**Aim of the task:** In the records below, work out how many lines hold the word "mean". Report the number alone.

**Stored data:**

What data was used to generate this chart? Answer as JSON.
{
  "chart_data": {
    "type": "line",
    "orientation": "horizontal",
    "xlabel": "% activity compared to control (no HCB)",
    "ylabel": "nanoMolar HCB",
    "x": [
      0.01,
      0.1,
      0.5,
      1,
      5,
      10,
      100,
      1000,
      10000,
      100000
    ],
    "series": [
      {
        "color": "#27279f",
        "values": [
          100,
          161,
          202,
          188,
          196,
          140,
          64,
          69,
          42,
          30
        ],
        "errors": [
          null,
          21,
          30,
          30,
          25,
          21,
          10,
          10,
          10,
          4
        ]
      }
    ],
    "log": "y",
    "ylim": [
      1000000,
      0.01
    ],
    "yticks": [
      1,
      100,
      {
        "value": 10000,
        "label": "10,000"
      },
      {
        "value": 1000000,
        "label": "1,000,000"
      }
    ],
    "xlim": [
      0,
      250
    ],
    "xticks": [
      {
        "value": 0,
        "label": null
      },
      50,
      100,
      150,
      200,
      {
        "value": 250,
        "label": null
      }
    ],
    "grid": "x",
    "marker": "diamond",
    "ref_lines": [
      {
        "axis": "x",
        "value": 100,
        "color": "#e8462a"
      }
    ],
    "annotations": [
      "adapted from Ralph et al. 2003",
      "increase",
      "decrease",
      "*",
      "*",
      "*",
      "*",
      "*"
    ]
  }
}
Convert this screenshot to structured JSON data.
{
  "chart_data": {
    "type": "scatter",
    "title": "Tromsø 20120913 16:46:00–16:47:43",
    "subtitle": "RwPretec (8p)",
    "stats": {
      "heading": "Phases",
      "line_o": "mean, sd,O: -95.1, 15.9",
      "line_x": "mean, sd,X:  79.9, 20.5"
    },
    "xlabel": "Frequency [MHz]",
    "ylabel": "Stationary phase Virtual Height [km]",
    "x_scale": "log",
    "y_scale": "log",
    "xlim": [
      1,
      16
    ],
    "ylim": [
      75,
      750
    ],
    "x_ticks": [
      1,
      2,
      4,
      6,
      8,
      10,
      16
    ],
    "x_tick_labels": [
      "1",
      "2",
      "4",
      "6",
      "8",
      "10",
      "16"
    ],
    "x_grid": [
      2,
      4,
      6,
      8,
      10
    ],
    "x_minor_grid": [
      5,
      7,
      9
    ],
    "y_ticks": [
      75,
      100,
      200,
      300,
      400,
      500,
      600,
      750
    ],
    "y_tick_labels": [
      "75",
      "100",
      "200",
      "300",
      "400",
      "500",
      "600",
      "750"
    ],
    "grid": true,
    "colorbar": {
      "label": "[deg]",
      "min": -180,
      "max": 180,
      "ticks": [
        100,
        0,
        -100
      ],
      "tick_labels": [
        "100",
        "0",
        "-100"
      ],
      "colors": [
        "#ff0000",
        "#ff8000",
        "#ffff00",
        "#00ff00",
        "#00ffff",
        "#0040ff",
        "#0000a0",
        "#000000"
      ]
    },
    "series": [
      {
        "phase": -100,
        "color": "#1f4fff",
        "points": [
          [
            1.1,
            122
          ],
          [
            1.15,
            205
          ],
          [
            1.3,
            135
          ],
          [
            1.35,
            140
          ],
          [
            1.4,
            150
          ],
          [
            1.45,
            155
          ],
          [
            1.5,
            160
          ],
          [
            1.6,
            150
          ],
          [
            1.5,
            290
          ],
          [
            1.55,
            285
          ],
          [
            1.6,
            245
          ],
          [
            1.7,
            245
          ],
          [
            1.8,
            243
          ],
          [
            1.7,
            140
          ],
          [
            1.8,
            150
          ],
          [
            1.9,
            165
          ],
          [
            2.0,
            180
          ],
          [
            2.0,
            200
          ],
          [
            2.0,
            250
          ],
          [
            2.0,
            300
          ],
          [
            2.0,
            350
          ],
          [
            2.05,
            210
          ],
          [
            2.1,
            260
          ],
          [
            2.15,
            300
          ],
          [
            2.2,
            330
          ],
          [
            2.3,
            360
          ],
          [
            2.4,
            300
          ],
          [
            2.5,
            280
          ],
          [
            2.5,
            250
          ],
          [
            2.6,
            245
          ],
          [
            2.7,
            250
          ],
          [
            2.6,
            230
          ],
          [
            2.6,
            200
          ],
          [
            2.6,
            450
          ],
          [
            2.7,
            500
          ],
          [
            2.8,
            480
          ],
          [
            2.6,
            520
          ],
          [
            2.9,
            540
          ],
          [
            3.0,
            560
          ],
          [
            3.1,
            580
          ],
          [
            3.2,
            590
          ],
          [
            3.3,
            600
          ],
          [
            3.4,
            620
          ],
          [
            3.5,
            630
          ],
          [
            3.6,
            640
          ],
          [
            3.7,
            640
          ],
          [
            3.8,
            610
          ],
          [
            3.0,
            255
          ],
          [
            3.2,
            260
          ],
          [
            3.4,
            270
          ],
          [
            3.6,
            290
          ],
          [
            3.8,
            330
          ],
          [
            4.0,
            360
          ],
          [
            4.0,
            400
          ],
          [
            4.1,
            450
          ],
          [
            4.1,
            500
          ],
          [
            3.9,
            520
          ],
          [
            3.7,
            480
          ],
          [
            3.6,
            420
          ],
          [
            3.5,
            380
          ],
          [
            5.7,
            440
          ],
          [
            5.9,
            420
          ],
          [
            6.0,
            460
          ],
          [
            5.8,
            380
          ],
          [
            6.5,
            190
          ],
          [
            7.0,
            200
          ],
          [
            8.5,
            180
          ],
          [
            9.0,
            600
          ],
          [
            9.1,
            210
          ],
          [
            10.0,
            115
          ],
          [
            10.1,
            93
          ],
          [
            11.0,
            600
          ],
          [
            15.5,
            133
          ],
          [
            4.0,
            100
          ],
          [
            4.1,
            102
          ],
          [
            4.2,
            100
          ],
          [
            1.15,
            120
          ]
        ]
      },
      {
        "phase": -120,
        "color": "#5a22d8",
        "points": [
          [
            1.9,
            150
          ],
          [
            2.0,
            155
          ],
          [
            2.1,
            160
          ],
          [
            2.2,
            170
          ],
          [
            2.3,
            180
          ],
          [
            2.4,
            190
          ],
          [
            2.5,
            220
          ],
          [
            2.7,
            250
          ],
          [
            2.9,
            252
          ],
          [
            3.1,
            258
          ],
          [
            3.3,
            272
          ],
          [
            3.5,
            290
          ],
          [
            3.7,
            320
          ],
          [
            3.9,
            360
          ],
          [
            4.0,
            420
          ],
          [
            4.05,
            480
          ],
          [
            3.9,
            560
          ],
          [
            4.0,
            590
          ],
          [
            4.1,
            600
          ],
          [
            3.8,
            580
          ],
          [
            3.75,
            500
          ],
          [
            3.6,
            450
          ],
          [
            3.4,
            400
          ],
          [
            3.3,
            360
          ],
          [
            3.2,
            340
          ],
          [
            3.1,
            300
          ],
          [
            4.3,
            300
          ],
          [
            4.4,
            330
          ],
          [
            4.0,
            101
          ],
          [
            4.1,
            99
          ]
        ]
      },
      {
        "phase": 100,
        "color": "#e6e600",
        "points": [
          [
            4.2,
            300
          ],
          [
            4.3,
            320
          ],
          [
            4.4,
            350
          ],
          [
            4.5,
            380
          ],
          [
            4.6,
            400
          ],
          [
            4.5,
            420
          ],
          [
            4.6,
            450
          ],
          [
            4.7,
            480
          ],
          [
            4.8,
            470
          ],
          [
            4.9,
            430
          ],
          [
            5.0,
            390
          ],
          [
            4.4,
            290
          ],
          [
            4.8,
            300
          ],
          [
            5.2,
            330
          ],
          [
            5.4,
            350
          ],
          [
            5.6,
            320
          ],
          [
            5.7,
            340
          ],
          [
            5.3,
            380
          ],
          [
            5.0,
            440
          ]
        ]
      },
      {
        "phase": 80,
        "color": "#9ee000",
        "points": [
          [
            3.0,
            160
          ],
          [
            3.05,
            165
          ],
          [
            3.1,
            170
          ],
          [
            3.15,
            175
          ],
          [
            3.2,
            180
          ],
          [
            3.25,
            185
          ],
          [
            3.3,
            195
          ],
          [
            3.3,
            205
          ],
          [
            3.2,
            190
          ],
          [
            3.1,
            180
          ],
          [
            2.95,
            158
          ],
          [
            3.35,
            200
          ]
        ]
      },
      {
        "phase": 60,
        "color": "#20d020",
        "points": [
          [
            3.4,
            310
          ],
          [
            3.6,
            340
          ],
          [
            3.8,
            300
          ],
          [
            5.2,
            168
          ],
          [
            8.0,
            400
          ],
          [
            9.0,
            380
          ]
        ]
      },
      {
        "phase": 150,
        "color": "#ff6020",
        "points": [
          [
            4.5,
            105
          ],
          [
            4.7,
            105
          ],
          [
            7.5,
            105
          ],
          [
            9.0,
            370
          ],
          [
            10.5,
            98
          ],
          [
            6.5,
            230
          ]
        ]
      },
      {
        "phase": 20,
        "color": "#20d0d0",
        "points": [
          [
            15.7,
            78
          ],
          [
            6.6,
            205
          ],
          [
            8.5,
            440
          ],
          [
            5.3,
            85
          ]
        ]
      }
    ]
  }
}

**Exercise answer:** 2